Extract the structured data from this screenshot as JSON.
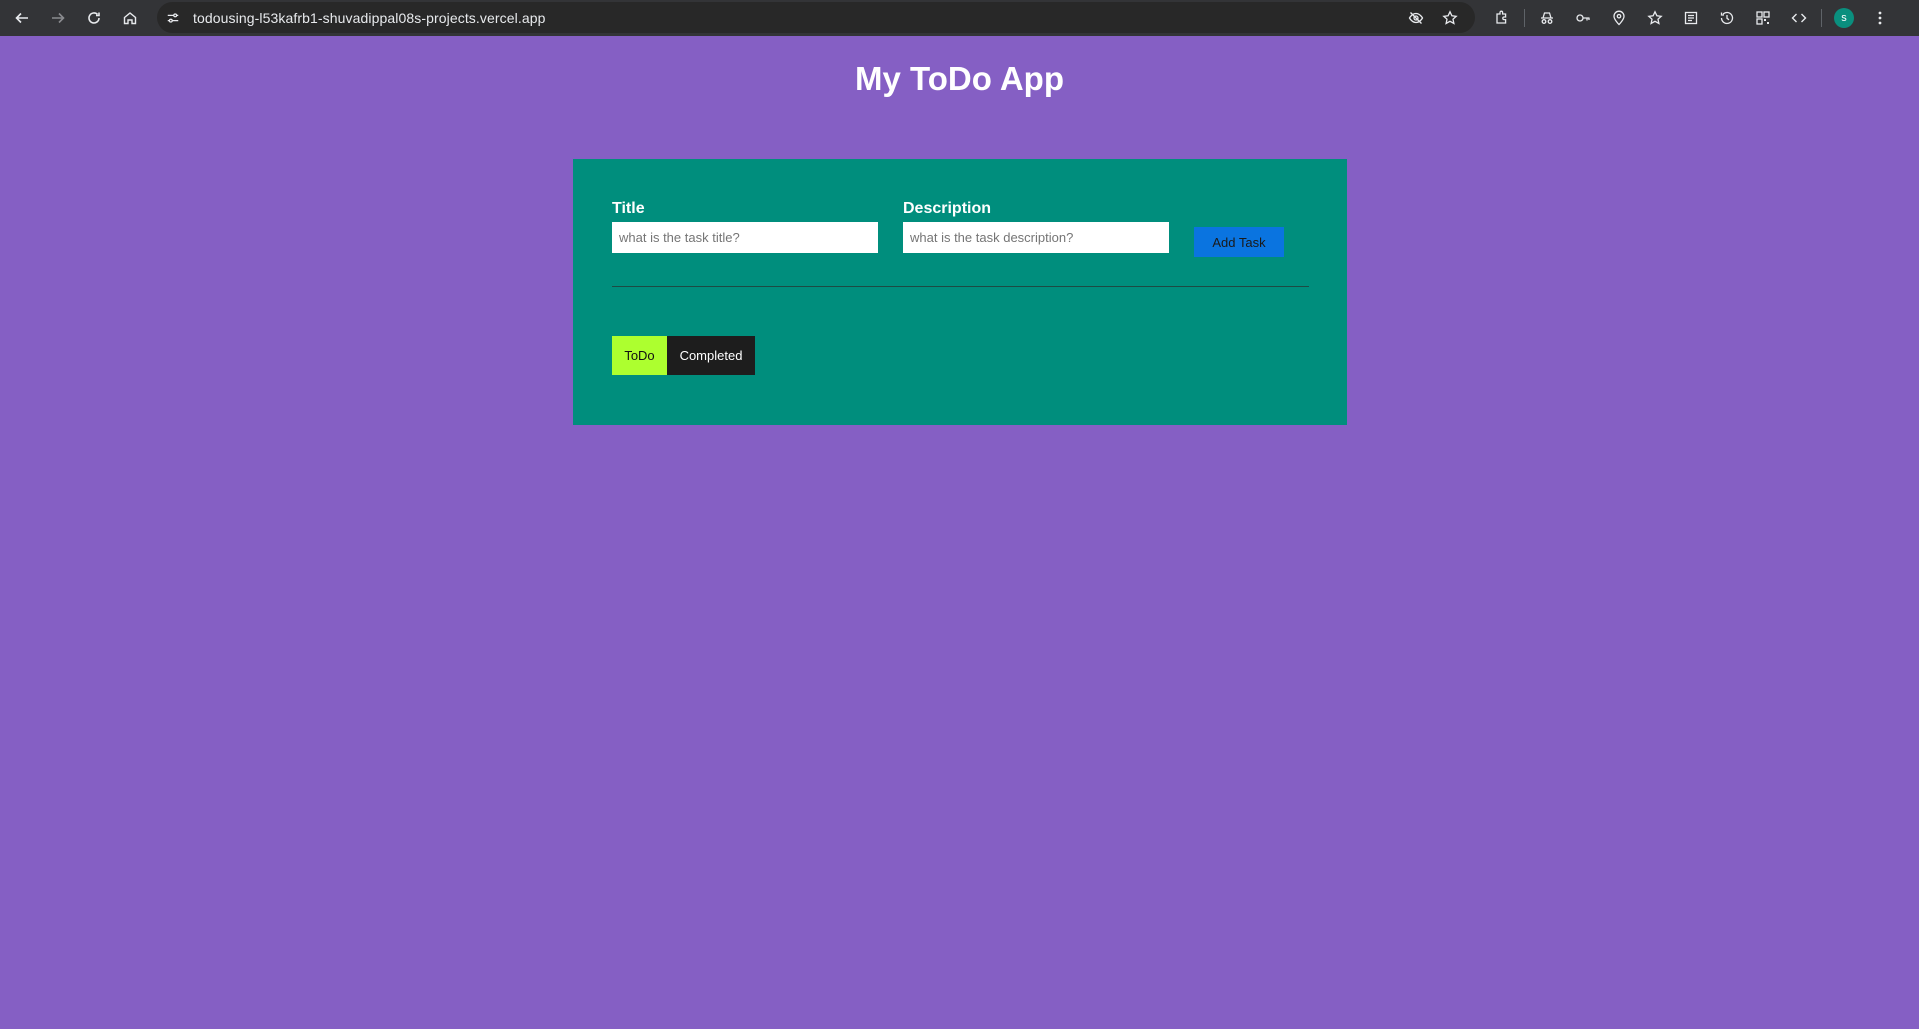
{
  "browser": {
    "url": "todousing-l53kafrb1-shuvadippal08s-projects.vercel.app",
    "profile_initial": "s",
    "icons": {
      "back": "back-arrow-icon",
      "forward": "forward-arrow-icon",
      "reload": "reload-icon",
      "home": "home-icon",
      "site_info": "site-info-icon",
      "tracking": "eye-off-icon",
      "bookmark": "star-icon",
      "extensions": "puzzle-icon"
    },
    "colors": {
      "toolbar": "#333437",
      "avatar": "#0a8f7e"
    }
  },
  "app": {
    "title": "My ToDo App",
    "background": "#855fc4",
    "card_color": "#008e7d"
  },
  "form": {
    "title_label": "Title",
    "title_placeholder": "what is the task title?",
    "title_value": "",
    "description_label": "Description",
    "description_placeholder": "what is the task description?",
    "description_value": "",
    "add_button_label": "Add Task",
    "add_button_color": "#0a74e0"
  },
  "tabs": {
    "todo_label": "ToDo",
    "completed_label": "Completed",
    "active": "ToDo",
    "todo_color": "#adff2f",
    "completed_color": "#1d1d1d"
  }
}
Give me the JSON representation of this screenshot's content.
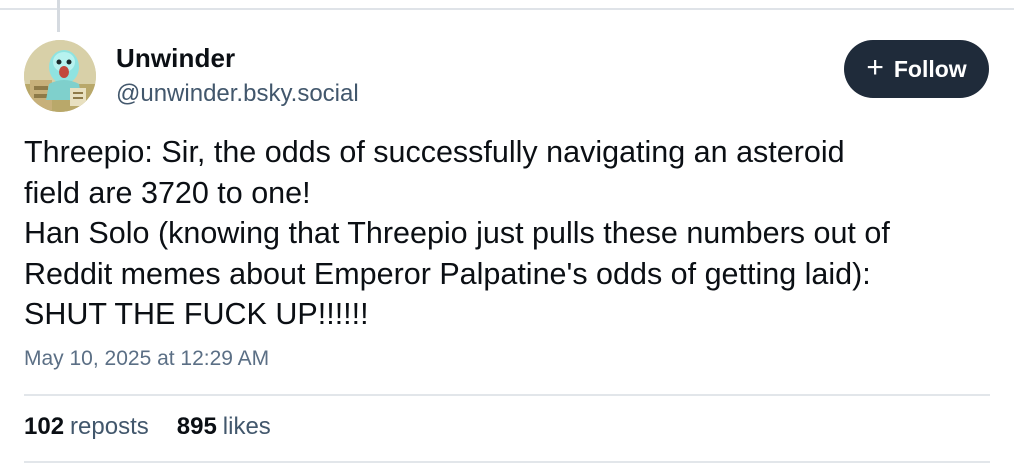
{
  "author": {
    "display_name": "Unwinder",
    "handle": "@unwinder.bsky.social",
    "avatar_icon": "avatar-cartoon-icon"
  },
  "follow_button": {
    "icon": "+",
    "label": "Follow"
  },
  "post": {
    "lines": [
      "Threepio: Sir, the odds of successfully navigating an asteroid",
      "field are 3720 to one!",
      "Han Solo (knowing that Threepio just pulls these numbers out of",
      "Reddit memes about Emperor Palpatine's odds of getting laid):",
      "SHUT THE FUCK UP!!!!!!"
    ],
    "timestamp": "May 10, 2025 at 12:29 AM"
  },
  "stats": {
    "reposts_count": "102",
    "reposts_label": "reposts",
    "likes_count": "895",
    "likes_label": "likes"
  },
  "colors": {
    "follow_bg": "#1f2b3a",
    "handle": "#42576c",
    "timestamp": "#5b6f85"
  }
}
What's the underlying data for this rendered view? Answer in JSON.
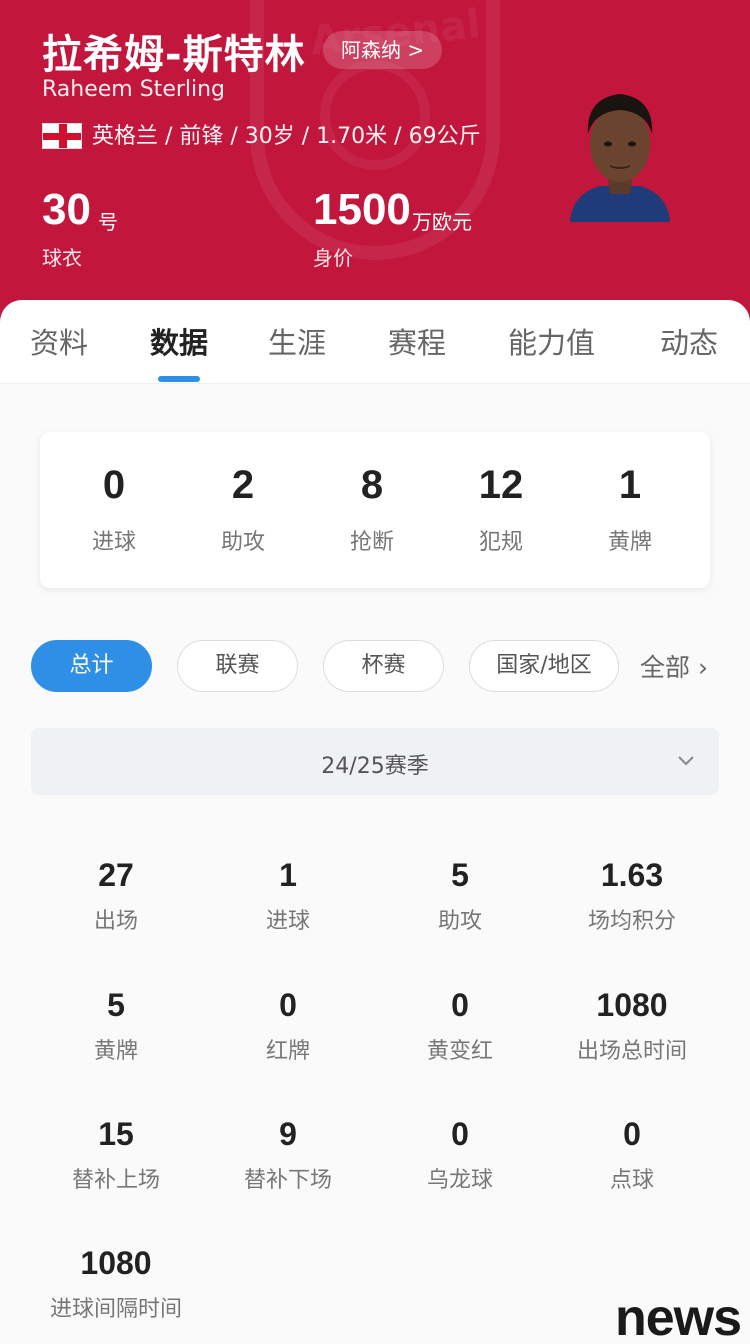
{
  "header": {
    "name_cn": "拉希姆-斯特林",
    "club": "阿森纳 >",
    "name_en": "Raheem Sterling",
    "meta": "英格兰 / 前锋 / 30岁 / 1.70米 / 69公斤",
    "jersey": {
      "value": "30",
      "unit": "号",
      "label": "球衣"
    },
    "market": {
      "value": "1500",
      "unit": "万欧元",
      "label": "身价"
    },
    "bg_color": "#c2163c"
  },
  "tabs": [
    "资料",
    "数据",
    "生涯",
    "赛程",
    "能力值",
    "动态"
  ],
  "active_tab": "数据",
  "summary": [
    {
      "value": "0",
      "label": "进球"
    },
    {
      "value": "2",
      "label": "助攻"
    },
    {
      "value": "8",
      "label": "抢断"
    },
    {
      "value": "12",
      "label": "犯规"
    },
    {
      "value": "1",
      "label": "黄牌"
    }
  ],
  "filters": [
    "总计",
    "联赛",
    "杯赛",
    "国家/地区"
  ],
  "filter_all": "全部 ›",
  "season": "24/25赛季",
  "stats": [
    {
      "value": "27",
      "label": "出场"
    },
    {
      "value": "1",
      "label": "进球"
    },
    {
      "value": "5",
      "label": "助攻"
    },
    {
      "value": "1.63",
      "label": "场均积分"
    },
    {
      "value": "5",
      "label": "黄牌"
    },
    {
      "value": "0",
      "label": "红牌"
    },
    {
      "value": "0",
      "label": "黄变红"
    },
    {
      "value": "1080",
      "label": "出场总时间"
    },
    {
      "value": "15",
      "label": "替补上场"
    },
    {
      "value": "9",
      "label": "替补下场"
    },
    {
      "value": "0",
      "label": "乌龙球"
    },
    {
      "value": "0",
      "label": "点球"
    },
    {
      "value": "1080",
      "label": "进球间隔时间"
    }
  ],
  "watermark": "news",
  "accent_color": "#2f8fe6"
}
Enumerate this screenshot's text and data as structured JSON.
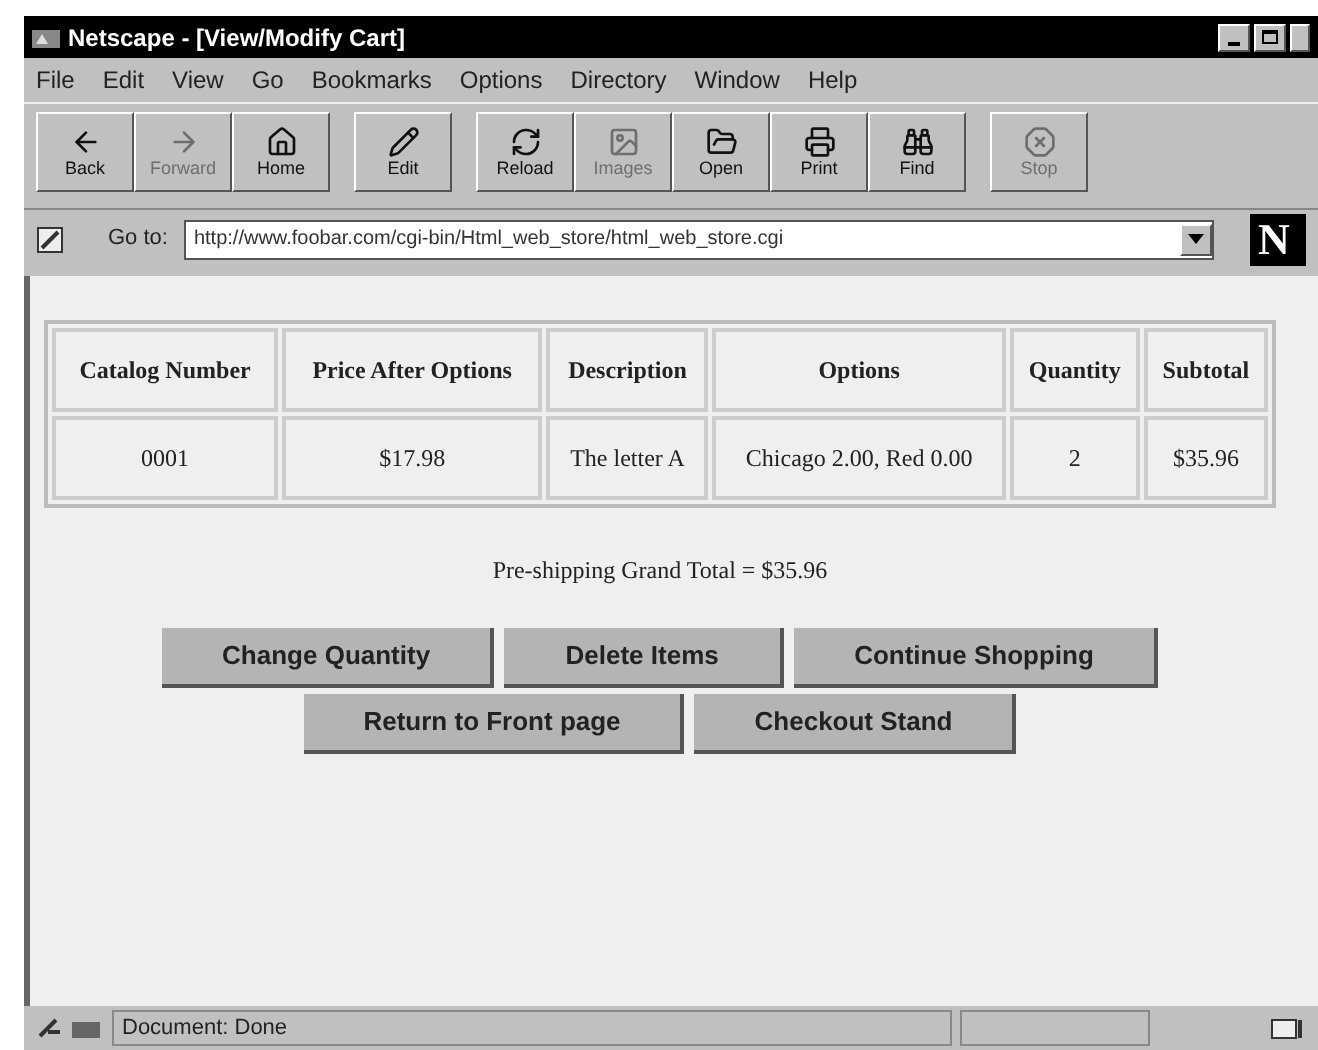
{
  "window": {
    "title": "Netscape - [View/Modify Cart]"
  },
  "menu": [
    "File",
    "Edit",
    "View",
    "Go",
    "Bookmarks",
    "Options",
    "Directory",
    "Window",
    "Help"
  ],
  "toolbar": [
    {
      "kind": "back",
      "label": "Back",
      "disabled": false
    },
    {
      "kind": "forward",
      "label": "Forward",
      "disabled": true
    },
    {
      "kind": "home",
      "label": "Home",
      "disabled": false
    },
    {
      "kind": "edit",
      "label": "Edit",
      "disabled": false
    },
    {
      "kind": "reload",
      "label": "Reload",
      "disabled": false
    },
    {
      "kind": "images",
      "label": "Images",
      "disabled": true
    },
    {
      "kind": "open",
      "label": "Open",
      "disabled": false
    },
    {
      "kind": "print",
      "label": "Print",
      "disabled": false
    },
    {
      "kind": "find",
      "label": "Find",
      "disabled": false
    },
    {
      "kind": "stop",
      "label": "Stop",
      "disabled": true
    }
  ],
  "location": {
    "label": "Go to:",
    "value": "http://www.foobar.com/cgi-bin/Html_web_store/html_web_store.cgi",
    "logo": "N"
  },
  "table": {
    "columns": [
      "Catalog Number",
      "Price After Options",
      "Description",
      "Options",
      "Quantity",
      "Subtotal"
    ],
    "rows": [
      [
        "0001",
        "$17.98",
        "The letter A",
        "Chicago 2.00, Red 0.00",
        "2",
        "$35.96"
      ]
    ]
  },
  "grand_total": "Pre-shipping Grand Total = $35.96",
  "buttons": [
    [
      "Change Quantity",
      "Delete Items",
      "Continue Shopping"
    ],
    [
      "Return to Front page",
      "Checkout Stand"
    ]
  ],
  "status_bar": {
    "text": "Document: Done"
  }
}
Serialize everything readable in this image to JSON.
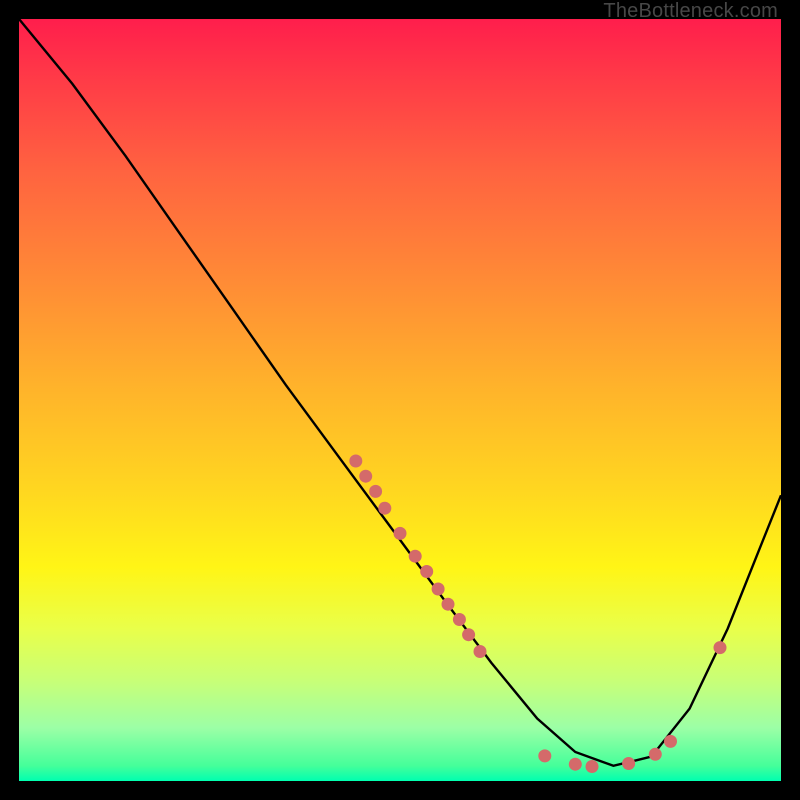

....................

The listing above must be printed again exactly, minus its pictures.

* _COMPLETE OUTPUT_
Extract the structured data from this screenshot as JSON.
{
  "browser": {
    "url": "todousing-l53kafrb1-shuvadippal08s-projects.vercel.app",
    "profile_initial": "s",
    "icons": {
      "back": "back-arrow-icon",
      "forward": "forward-arrow-icon",
      "reload": "reload-icon",
      "home": "home-icon",
      "site_info": "site-info-icon",
      "tracking": "eye-off-icon",
      "bookmark": "star-icon",
      "extensions": "puzzle-icon"
    },
    "colors": {
      "toolbar": "#333437",
      "avatar": "#0a8f7e"
    }
  },
  "app": {
    "title": "My ToDo App",
    "background": "#855fc4",
    "card_color": "#008e7d"
  },
  "form": {
    "title_label": "Title",
    "title_placeholder": "what is the task title?",
    "title_value": "",
    "description_label": "Description",
    "description_placeholder": "what is the task description?",
    "description_value": "",
    "add_button_label": "Add Task",
    "add_button_color": "#0a74e0"
  },
  "tabs": {
    "todo_label": "ToDo",
    "completed_label": "Completed",
    "active": "ToDo",
    "todo_color": "#adff2f",
    "completed_color": "#1d1d1d"
  }
}
Give me the JSON representation of this screenshot's content.
{
  "author": {
    "display_name": "Unwinder",
    "handle": "@unwinder.bsky.social",
    "avatar_icon": "avatar-cartoon-icon"
  },
  "follow_button": {
    "icon": "+",
    "label": "Follow"
  },
  "post": {
    "lines": [
      "Threepio: Sir, the odds of successfully navigating an asteroid",
      "field are 3720 to one!",
      "Han Solo (knowing that Threepio just pulls these numbers out of",
      "Reddit memes about Emperor Palpatine's odds of getting laid):",
      "SHUT THE FUCK UP!!!!!!"
    ],
    "timestamp": "May 10, 2025 at 12:29 AM"
  },
  "stats": {
    "reposts_count": "102",
    "reposts_label": "reposts",
    "likes_count": "895",
    "likes_label": "likes"
  },
  "colors": {
    "follow_bg": "#1f2b3a",
    "handle": "#42576c",
    "timestamp": "#5b6f85"
  }
}
What's the underlying data for this rendered view? Answer in JSON.
{
  "header": {
    "name_cn": "拉希姆-斯特林",
    "club": "阿森纳 >",
    "name_en": "Raheem Sterling",
    "meta": "英格兰 / 前锋 / 30岁 / 1.70米 / 69公斤",
    "jersey": {
      "value": "30",
      "unit": "号",
      "label": "球衣"
    },
    "market": {
      "value": "1500",
      "unit": "万欧元",
      "label": "身价"
    },
    "bg_color": "#c2163c"
  },
  "tabs": [
    "资料",
    "数据",
    "生涯",
    "赛程",
    "能力值",
    "动态"
  ],
  "active_tab": "数据",
  "summary": [
    {
      "value": "0",
      "label": "进球"
    },
    {
      "value": "2",
      "label": "助攻"
    },
    {
      "value": "8",
      "label": "抢断"
    },
    {
      "value": "12",
      "label": "犯规"
    },
    {
      "value": "1",
      "label": "黄牌"
    }
  ],
  "filters": [
    "总计",
    "联赛",
    "杯赛",
    "国家/地区"
  ],
  "filter_all": "全部 ›",
  "season": "24/25赛季",
  "stats": [
    {
      "value": "27",
      "label": "出场"
    },
    {
      "value": "1",
      "label": "进球"
    },
    {
      "value": "5",
      "label": "助攻"
    },
    {
      "value": "1.63",
      "label": "场均积分"
    },
    {
      "value": "5",
      "label": "黄牌"
    },
    {
      "value": "0",
      "label": "红牌"
    },
    {
      "value": "0",
      "label": "黄变红"
    },
    {
      "value": "1080",
      "label": "出场总时间"
    },
    {
      "value": "15",
      "label": "替补上场"
    },
    {
      "value": "9",
      "label": "替补下场"
    },
    {
      "value": "0",
      "label": "乌龙球"
    },
    {
      "value": "0",
      "label": "点球"
    },
    {
      "value": "1080",
      "label": "进球间隔时间"
    }
  ],
  "watermark": "news",
  "accent_color": "#2f8fe6"
}
Enumerate this screenshot's text and data as structured JSON.
{
  "window": {
    "title": "Netscape - [View/Modify Cart]"
  },
  "menu": [
    "File",
    "Edit",
    "View",
    "Go",
    "Bookmarks",
    "Options",
    "Directory",
    "Window",
    "Help"
  ],
  "toolbar": [
    {
      "kind": "back",
      "label": "Back",
      "disabled": false
    },
    {
      "kind": "forward",
      "label": "Forward",
      "disabled": true
    },
    {
      "kind": "home",
      "label": "Home",
      "disabled": false
    },
    {
      "kind": "edit",
      "label": "Edit",
      "disabled": false
    },
    {
      "kind": "reload",
      "label": "Reload",
      "disabled": false
    },
    {
      "kind": "images",
      "label": "Images",
      "disabled": true
    },
    {
      "kind": "open",
      "label": "Open",
      "disabled": false
    },
    {
      "kind": "print",
      "label": "Print",
      "disabled": false
    },
    {
      "kind": "find",
      "label": "Find",
      "disabled": false
    },
    {
      "kind": "stop",
      "label": "Stop",
      "disabled": true
    }
  ],
  "location": {
    "label": "Go to:",
    "value": "http://www.foobar.com/cgi-bin/Html_web_store/html_web_store.cgi",
    "logo": "N"
  },
  "table": {
    "columns": [
      "Catalog Number",
      "Price After Options",
      "Description",
      "Options",
      "Quantity",
      "Subtotal"
    ],
    "rows": [
      [
        "0001",
        "$17.98",
        "The letter A",
        "Chicago 2.00, Red 0.00",
        "2",
        "$35.96"
      ]
    ]
  },
  "grand_total": "Pre-shipping Grand Total = $35.96",
  "buttons": [
    [
      "Change Quantity",
      "Delete Items",
      "Continue Shopping"
    ],
    [
      "Return to Front page",
      "Checkout Stand"
    ]
  ],
  "status_bar": {
    "text": "Document: Done"
  }
}
Serialize everything readable in this image to JSON.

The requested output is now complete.